Given exercise:
Exactly as given, repeat all of the entries.

* start Supplied data *

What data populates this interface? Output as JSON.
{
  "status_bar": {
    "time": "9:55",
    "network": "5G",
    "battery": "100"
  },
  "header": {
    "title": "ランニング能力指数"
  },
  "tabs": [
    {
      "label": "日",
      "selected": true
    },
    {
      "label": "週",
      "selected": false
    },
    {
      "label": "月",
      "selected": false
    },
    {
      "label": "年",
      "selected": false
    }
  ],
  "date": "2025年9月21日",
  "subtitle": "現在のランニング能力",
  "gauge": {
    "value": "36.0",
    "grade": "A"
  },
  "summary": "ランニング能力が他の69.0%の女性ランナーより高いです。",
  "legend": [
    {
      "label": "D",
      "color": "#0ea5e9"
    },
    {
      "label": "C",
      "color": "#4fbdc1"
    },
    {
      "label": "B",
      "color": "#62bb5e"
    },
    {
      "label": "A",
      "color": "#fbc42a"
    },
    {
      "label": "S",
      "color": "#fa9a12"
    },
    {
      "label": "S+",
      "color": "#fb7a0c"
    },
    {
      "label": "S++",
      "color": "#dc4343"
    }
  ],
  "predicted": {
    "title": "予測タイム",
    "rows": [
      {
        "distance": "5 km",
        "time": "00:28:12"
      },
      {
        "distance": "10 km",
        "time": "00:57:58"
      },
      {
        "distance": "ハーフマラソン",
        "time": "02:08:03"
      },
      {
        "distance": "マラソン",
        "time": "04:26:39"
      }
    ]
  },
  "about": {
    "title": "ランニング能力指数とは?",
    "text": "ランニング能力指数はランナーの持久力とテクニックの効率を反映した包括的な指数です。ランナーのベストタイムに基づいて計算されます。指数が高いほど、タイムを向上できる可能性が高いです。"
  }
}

* end Supplied data *

Result for this task:
What data populates this interface? Output as JSON.
{
  "status_bar": {
    "time": "9:55",
    "network": "5G",
    "battery": "100"
  },
  "header": {
    "title": "ランニング能力指数"
  },
  "tabs": [
    {
      "label": "日",
      "selected": true
    },
    {
      "label": "週",
      "selected": false
    },
    {
      "label": "月",
      "selected": false
    },
    {
      "label": "年",
      "selected": false
    }
  ],
  "date": "2025年9月21日",
  "subtitle": "現在のランニング能力",
  "gauge": {
    "value": "36.0",
    "grade": "A"
  },
  "summary": "ランニング能力が他の69.0%の女性ランナーより高いです。",
  "legend": [
    {
      "label": "D",
      "color": "#0ea5e9"
    },
    {
      "label": "C",
      "color": "#4fbdc1"
    },
    {
      "label": "B",
      "color": "#62bb5e"
    },
    {
      "label": "A",
      "color": "#fbc42a"
    },
    {
      "label": "S",
      "color": "#fa9a12"
    },
    {
      "label": "S+",
      "color": "#fb7a0c"
    },
    {
      "label": "S++",
      "color": "#dc4343"
    }
  ],
  "predicted": {
    "title": "予測タイム",
    "rows": [
      {
        "distance": "5 km",
        "time": "00:28:12"
      },
      {
        "distance": "10 km",
        "time": "00:57:58"
      },
      {
        "distance": "ハーフマラソン",
        "time": "02:08:03"
      },
      {
        "distance": "マラソン",
        "time": "04:26:39"
      }
    ]
  },
  "about": {
    "title": "ランニング能力指数とは?",
    "text": "ランニング能力指数はランナーの持久力とテクニックの効率を反映した包括的な指数です。ランナーのベストタイムに基づいて計算されます。指数が高いほど、タイムを向上できる可能性が高いです。"
  }
}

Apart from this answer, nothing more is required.